### Data supplied:
-------------------------

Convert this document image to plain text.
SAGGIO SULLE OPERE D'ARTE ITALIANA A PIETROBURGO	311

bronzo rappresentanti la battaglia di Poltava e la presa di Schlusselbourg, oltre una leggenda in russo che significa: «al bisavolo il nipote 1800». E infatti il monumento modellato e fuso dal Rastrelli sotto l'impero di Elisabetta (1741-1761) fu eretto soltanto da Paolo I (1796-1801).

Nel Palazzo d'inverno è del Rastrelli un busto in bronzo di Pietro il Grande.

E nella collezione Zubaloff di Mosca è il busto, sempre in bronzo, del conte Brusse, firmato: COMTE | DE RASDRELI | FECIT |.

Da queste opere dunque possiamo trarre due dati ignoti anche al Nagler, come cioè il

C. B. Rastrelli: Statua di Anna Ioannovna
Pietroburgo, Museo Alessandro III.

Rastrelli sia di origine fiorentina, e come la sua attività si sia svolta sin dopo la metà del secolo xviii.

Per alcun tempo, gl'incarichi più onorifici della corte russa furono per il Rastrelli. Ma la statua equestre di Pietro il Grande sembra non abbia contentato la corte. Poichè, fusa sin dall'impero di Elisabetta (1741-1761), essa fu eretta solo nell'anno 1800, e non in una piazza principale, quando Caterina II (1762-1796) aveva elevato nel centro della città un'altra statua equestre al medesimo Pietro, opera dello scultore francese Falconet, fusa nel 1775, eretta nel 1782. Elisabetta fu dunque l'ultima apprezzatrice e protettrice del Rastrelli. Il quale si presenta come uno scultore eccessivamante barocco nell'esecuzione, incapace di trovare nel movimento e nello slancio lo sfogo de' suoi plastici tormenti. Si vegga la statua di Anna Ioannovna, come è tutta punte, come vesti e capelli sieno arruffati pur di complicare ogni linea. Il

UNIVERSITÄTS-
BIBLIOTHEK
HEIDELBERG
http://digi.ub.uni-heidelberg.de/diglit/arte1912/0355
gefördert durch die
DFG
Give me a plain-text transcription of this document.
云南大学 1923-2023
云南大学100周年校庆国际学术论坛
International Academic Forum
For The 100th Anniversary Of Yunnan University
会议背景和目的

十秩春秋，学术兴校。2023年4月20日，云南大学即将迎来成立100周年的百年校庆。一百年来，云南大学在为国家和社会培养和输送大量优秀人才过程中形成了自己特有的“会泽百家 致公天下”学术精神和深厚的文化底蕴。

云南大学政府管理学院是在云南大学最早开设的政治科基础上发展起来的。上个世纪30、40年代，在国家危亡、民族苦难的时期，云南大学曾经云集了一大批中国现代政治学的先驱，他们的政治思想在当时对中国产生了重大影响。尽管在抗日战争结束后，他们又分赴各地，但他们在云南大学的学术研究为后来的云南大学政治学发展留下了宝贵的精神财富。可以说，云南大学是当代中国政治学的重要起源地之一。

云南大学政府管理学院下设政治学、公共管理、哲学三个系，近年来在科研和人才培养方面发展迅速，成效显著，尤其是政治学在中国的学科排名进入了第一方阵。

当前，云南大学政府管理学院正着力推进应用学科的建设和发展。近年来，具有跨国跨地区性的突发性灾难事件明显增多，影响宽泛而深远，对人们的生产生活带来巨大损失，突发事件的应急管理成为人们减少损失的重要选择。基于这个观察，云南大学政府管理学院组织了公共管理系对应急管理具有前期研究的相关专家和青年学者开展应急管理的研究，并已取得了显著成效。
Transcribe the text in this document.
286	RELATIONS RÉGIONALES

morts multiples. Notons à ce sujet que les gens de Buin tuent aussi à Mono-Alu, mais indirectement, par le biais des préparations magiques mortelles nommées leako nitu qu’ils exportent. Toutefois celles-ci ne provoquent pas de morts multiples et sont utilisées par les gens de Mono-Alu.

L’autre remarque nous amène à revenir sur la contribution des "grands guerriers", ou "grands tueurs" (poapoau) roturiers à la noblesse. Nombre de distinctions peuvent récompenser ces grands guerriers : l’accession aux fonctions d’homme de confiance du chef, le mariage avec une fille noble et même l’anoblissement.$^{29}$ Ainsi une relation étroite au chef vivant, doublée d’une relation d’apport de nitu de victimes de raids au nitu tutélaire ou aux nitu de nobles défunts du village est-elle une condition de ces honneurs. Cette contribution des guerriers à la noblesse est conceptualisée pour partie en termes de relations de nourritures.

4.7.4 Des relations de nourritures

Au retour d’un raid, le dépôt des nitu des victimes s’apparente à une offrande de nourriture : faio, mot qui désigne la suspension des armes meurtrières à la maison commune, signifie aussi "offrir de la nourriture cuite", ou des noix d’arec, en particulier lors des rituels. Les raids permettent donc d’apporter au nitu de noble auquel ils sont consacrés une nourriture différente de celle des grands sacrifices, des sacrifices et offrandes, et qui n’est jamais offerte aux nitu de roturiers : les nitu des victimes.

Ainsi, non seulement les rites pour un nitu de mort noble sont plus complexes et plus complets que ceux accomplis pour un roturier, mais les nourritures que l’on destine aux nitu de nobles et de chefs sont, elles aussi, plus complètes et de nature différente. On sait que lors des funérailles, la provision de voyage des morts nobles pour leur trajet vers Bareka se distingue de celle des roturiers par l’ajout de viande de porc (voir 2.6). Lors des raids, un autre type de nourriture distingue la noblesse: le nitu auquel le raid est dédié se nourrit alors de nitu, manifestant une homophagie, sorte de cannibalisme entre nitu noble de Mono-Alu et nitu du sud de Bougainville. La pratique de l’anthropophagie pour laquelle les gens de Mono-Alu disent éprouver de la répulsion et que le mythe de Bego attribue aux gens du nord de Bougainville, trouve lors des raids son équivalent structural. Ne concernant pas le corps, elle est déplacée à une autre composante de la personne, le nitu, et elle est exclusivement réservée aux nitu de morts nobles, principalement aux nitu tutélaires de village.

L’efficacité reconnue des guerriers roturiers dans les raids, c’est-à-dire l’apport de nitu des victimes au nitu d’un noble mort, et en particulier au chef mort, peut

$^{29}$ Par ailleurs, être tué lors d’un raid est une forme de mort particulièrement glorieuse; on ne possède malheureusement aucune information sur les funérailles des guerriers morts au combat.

-------------------------

### Exercise task:
Every line of the listing that holds "text" is to be counted; give only the resulting number.

### Answer for the task:
3